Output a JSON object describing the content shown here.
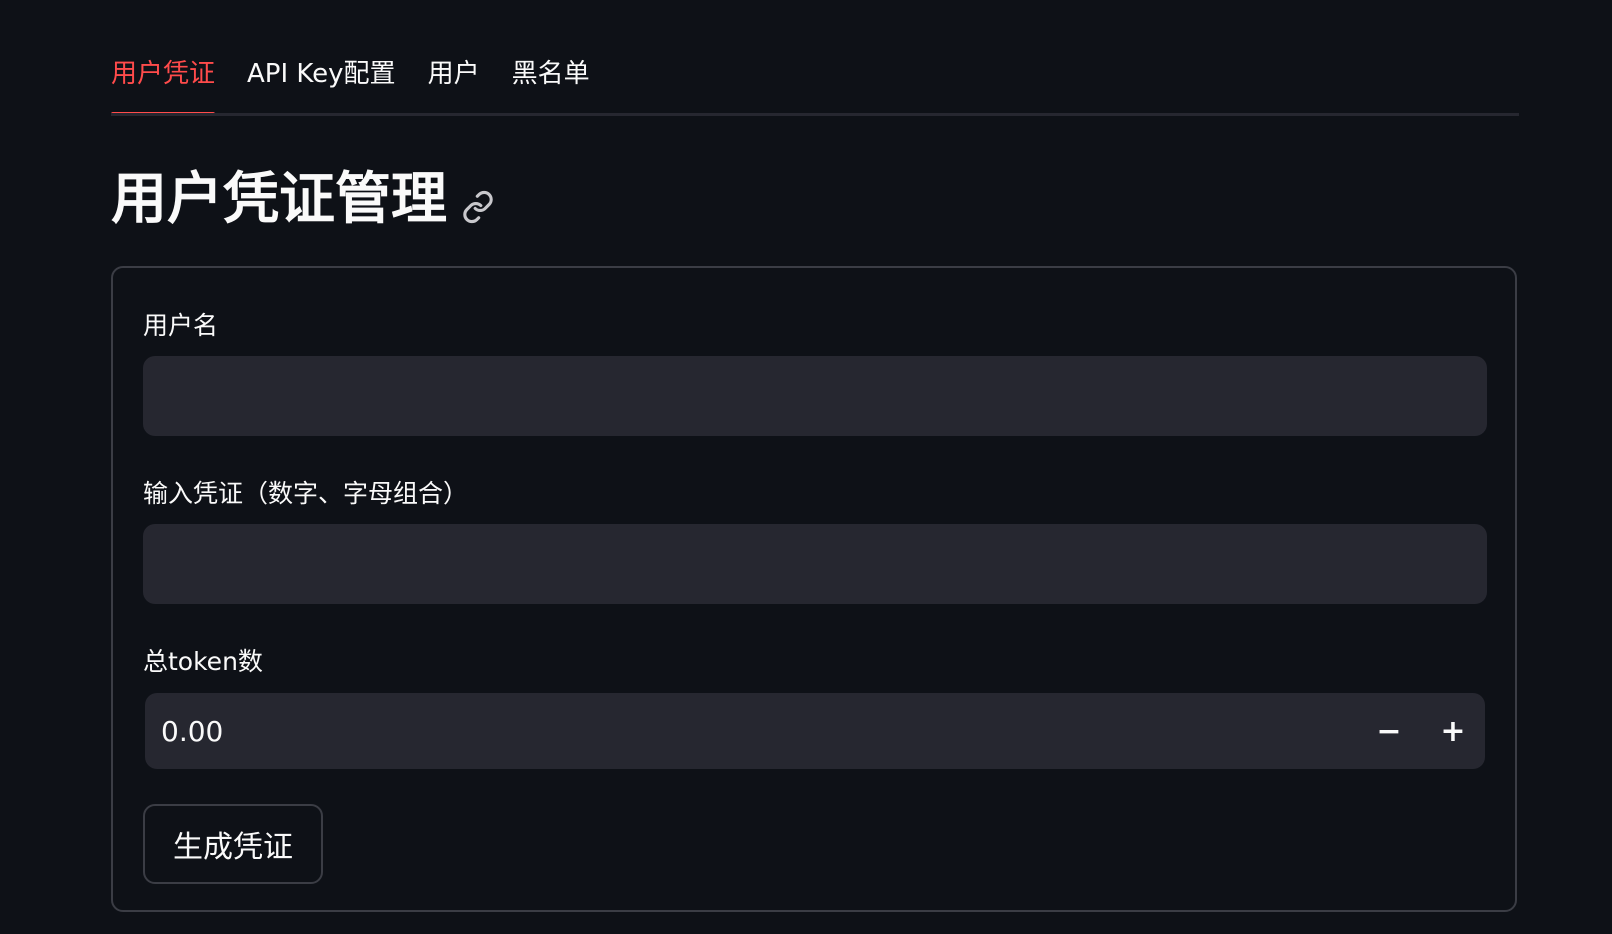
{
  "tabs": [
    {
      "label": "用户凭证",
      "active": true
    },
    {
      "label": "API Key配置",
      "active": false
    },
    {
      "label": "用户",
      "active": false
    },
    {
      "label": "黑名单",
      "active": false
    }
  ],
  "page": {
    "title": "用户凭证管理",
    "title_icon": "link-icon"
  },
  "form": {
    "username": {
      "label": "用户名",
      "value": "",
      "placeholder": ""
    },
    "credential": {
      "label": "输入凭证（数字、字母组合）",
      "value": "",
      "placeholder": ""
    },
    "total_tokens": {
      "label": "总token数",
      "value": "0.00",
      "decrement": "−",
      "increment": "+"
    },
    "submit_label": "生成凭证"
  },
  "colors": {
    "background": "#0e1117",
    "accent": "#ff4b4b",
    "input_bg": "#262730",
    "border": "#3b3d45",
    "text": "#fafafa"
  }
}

**TO DO:**
Reproduce the material word for word, minus the images.

**CORRECT RESPONSE:**
Output a JSON object describing the content shown here.
{
  "tabs": [
    {
      "label": "用户凭证",
      "active": true
    },
    {
      "label": "API Key配置",
      "active": false
    },
    {
      "label": "用户",
      "active": false
    },
    {
      "label": "黑名单",
      "active": false
    }
  ],
  "page": {
    "title": "用户凭证管理",
    "title_icon": "link-icon"
  },
  "form": {
    "username": {
      "label": "用户名",
      "value": "",
      "placeholder": ""
    },
    "credential": {
      "label": "输入凭证（数字、字母组合）",
      "value": "",
      "placeholder": ""
    },
    "total_tokens": {
      "label": "总token数",
      "value": "0.00",
      "decrement": "−",
      "increment": "+"
    },
    "submit_label": "生成凭证"
  },
  "colors": {
    "background": "#0e1117",
    "accent": "#ff4b4b",
    "input_bg": "#262730",
    "border": "#3b3d45",
    "text": "#fafafa"
  }
}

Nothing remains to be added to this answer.